### Short problem
Pull out each line of the records holding the string "据史料记载".
══ Entries provided ══
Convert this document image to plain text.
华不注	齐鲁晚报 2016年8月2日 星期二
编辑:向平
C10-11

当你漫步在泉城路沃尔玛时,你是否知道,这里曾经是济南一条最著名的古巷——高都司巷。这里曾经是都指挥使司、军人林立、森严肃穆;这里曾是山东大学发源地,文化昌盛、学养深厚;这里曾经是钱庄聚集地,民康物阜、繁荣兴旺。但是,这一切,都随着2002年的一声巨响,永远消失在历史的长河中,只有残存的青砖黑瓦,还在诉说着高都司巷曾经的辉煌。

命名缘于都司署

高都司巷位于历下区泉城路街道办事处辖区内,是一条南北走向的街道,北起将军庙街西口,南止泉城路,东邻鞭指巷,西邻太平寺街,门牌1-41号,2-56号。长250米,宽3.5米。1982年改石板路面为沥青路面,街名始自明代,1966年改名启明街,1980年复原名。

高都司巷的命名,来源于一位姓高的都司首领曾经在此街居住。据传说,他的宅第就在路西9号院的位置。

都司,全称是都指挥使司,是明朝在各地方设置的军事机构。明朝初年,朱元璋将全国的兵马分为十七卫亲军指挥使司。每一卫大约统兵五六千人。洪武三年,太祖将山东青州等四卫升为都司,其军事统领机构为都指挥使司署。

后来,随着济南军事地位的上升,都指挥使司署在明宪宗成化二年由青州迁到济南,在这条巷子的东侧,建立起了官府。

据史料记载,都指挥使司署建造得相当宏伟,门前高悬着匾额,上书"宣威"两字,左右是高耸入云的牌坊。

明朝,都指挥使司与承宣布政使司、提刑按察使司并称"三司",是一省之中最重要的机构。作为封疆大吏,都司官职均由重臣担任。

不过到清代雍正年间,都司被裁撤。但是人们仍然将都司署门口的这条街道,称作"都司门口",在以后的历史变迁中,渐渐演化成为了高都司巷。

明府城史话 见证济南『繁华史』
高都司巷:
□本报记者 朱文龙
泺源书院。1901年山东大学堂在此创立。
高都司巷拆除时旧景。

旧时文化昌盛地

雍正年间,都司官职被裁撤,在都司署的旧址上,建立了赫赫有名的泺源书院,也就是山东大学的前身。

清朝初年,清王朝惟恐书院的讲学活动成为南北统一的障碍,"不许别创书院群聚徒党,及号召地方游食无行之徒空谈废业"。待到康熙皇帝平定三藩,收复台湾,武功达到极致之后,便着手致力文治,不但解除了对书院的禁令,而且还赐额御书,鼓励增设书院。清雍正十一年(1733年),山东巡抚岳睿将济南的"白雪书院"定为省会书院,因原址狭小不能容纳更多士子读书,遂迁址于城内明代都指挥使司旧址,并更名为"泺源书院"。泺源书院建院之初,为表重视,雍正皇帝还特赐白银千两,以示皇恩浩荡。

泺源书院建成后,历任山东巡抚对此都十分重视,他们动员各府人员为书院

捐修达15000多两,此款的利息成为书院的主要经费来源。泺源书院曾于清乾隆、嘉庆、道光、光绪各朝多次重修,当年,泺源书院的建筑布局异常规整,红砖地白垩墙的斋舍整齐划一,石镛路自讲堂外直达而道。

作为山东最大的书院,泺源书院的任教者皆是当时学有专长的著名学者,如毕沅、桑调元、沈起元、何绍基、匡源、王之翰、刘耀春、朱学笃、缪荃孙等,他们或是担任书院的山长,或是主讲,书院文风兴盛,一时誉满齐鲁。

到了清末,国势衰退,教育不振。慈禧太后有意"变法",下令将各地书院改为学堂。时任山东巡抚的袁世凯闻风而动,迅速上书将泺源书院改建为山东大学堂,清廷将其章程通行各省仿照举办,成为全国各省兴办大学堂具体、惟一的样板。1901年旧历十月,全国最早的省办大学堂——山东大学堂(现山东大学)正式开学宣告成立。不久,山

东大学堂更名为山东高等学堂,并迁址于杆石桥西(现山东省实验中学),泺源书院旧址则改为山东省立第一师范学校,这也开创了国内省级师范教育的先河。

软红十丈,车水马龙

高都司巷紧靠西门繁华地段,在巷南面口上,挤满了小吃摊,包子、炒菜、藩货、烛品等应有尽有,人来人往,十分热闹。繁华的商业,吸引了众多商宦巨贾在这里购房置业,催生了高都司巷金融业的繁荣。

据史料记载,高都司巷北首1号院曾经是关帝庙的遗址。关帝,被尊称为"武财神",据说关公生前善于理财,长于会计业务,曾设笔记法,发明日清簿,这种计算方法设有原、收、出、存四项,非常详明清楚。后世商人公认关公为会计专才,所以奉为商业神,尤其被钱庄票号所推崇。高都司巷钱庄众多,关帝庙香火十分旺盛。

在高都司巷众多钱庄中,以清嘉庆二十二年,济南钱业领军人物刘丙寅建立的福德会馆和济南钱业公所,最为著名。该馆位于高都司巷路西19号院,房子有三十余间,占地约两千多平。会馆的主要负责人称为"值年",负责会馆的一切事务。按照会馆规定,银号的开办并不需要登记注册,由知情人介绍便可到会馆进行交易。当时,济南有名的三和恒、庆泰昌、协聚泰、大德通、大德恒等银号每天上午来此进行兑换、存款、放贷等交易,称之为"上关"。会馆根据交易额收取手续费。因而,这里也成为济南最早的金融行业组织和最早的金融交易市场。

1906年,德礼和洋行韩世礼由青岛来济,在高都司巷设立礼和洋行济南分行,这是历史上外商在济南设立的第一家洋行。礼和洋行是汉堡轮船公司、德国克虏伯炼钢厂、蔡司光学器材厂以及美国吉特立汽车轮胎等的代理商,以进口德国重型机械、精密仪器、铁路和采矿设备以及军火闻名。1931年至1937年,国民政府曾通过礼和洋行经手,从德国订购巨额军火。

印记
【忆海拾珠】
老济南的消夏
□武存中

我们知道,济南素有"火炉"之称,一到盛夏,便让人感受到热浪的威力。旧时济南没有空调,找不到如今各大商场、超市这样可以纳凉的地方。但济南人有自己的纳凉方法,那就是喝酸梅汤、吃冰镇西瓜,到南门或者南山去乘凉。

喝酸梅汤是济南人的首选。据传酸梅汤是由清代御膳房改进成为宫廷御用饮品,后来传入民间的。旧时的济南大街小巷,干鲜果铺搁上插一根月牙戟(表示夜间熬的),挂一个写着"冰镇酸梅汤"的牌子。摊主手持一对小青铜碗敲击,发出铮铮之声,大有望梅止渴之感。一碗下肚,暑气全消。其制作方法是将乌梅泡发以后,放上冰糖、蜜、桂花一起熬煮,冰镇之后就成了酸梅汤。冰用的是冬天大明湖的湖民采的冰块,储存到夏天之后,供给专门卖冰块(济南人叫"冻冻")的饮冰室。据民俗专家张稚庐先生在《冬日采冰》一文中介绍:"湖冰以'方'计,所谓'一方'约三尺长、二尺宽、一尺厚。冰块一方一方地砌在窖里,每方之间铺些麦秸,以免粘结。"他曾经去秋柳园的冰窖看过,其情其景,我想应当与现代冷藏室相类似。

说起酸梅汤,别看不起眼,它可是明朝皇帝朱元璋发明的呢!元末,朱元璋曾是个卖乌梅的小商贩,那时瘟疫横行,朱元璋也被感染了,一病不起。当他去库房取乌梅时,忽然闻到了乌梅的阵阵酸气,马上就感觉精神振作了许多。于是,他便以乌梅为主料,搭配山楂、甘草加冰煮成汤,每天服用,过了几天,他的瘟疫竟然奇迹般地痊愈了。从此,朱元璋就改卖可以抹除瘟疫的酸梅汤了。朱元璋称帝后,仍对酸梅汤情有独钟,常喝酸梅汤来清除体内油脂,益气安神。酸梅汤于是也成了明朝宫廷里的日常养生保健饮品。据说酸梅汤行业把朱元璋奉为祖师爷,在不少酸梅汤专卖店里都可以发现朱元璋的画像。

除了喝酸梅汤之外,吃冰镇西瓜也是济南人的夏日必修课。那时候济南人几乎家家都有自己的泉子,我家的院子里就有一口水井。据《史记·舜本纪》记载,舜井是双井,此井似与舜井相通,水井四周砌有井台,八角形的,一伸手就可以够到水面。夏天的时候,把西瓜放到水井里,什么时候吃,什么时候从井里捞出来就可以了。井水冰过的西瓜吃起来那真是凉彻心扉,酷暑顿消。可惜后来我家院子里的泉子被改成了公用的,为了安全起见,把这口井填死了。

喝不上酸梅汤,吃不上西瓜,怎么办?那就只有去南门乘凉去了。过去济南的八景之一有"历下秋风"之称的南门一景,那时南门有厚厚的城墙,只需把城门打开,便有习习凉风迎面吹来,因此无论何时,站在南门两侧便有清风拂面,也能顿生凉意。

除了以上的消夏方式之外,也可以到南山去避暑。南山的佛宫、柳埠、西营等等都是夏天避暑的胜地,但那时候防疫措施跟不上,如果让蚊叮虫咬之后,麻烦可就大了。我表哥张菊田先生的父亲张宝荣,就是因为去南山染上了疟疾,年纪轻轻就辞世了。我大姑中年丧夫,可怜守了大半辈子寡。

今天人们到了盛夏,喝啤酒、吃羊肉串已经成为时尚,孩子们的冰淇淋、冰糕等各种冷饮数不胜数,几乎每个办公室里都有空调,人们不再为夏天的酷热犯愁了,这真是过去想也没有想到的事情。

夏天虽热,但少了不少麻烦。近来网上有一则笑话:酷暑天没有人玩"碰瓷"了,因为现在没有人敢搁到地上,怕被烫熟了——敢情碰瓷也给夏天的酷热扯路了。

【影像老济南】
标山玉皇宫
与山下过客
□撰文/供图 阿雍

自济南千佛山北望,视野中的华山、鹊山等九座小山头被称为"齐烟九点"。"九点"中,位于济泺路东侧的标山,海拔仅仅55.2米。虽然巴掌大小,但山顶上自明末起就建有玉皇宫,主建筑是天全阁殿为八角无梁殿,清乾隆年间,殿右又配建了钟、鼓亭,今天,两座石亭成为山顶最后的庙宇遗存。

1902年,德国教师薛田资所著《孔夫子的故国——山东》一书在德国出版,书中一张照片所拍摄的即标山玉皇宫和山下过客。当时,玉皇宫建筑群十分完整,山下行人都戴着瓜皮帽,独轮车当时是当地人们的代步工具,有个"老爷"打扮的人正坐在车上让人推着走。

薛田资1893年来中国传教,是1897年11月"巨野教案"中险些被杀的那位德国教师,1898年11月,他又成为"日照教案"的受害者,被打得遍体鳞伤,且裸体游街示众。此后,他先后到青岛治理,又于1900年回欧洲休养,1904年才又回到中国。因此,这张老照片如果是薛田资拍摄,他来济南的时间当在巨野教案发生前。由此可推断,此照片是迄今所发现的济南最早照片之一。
═══
### Result for this task
据史料记载,都指挥使司署建造得相当宏伟,门前高悬着匾额,上书"宣威"两字,左右是高耸入云的牌坊。
据史料记载,高都司巷北首1号院曾经是关帝庙的遗址。关帝,被尊称为"武财神",据说关公生前善于理财,长于会计业务,曾设笔记法,发明日清簿,这种计算方法设有原、收、出、存四项,非常详明清楚。后世商人公认关公为会计专才,所以奉为商业神,尤其被钱庄票号所推崇。高都司巷钱庄众多,关帝庙香火十分旺盛。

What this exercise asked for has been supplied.